#### Excerpt:
--

Here is a strategy to the problem.

  • If $f$ is even, define $p \in P_m$ by declaring for all $x \in [a,b]$ that $p(x) = (1/2)(f_m(x) + f_m(-x))$. Verify that $p$ thus defined is indeed an element of $P_m$ and that $p$ is even. Prove that $\|f - p\| \leq \|f - f_m\|$. It follows from the uniqueness property mentioned above that $f_m = p$.

  • If $f$ is odd, follow the same program, but with $p$ defined by $p(x) = (1/2)(f_m(x) - f_m(-x))$.

For a little more guidance on (1).

Why $p$ is in $P_m$. Because $f_m$ is in $P_m$ by definition and it is generally true that whenever $g(x)$ is a polynomial, the function $g(-x)$ is a polynomial of the same degree, it follows that $f_m(x)$ and $f_m(-x)$ are both polynomials of degree at most $m$, and hence (because $P_m$ is a subspace of $C[a,b]$) that $p$ thus defined is a polynomial of degree at most $m$.

Why $p$ is even. The fact that $p$ is even is just a simple computation from the definition. (It doesn't depend in any way on $f_m$ being a polynomial. If $g$ is any element of $C[a,b]$, the function $(1/2)(g(x) + g(-x))$ is even.)

Why $\|f - p\| \leq \|f - f_m\|$. This can be seen from a short computation. Fix $t \in [a,b]$. Note that \begin{align} |f(t) - p(t)| & = |f(t) - (1/2)(f_m(t) + f_m(-t))| \\ & = (1/2) |2f(t) - f_m(t) - f_m(-t)| \\ & \leq (1/2) (|f(t) - f_m(t)| + |f(t) - f_m(-t)|) \\ & = (1/2) (|f(t) - f_m(t)| + |f(-t) - f_m(-t)|), \end{align} where in the last line we used the fact that $f$ is even to replace $f(t)$ with $f(-t)$. Now note that by definition of the norm we have $|f(t) - f_m(t)| \leq \|f - f_m\|$, and also that $|f(-t) - f_m(-t)| \leq \|f - f_m\|$ (this latter inference is where we use the fact that $a = -b$, because we need to know that $-t$ is also in $[a,b]$ to deduce that $|f(-t) - f_m(-t)| \leq \sup_{s \in [a,b]} |f(s) - f_m(s)| = \|f - f_m\|$). We can therefore deduce from the chain of above inequalities and equalities that $|f(t) - p(t)| \leq \|f - f_m\|$. Since this holds for all $t \in [a,b]$, we deduce that $\|f - p\| \leq \|f - f_m\|$ as desired.

--

#### Collected material:
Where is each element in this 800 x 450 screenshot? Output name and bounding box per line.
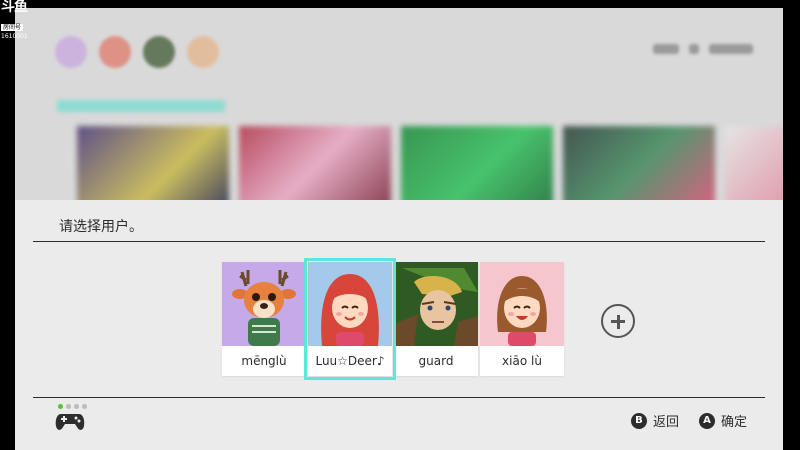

--

#### Challenges:
1: In the proof strategy, how is p defined when f is odd?
2: Transcribe a passage of the proof strategy, beginning at the words "Why $p$ is in" and stopping after "g(-x))$ is even.)".
The lines are not needed for this work.

#### Solutions to the exercise:
1: p(x) = (1/2)(f_m(x) − f_m(−x))

2:
Why $p$ is in $P_m$. Because $f_m$ is in $P_m$ by definition and it is generally true that whenever $g(x)$ is a polynomial, the function $g(-x)$ is a polynomial of the same degree, it follows that $f_m(x)$ and $f_m(-x)$ are both polynomials of degree at most $m$, and hence (because $P_m$ is a subspace of $C[a,b]$) that $p$ thus defined is a polynomial of degree at most $m$.

Why $p$ is even. The fact that $p$ is even is just a simple computation from the definition. (It doesn't depend in any way on $f_m$ being a polynomial. If $g$ is any element of $C[a,b]$, the function $(1/2)(g(x) + g(-x))$ is even.)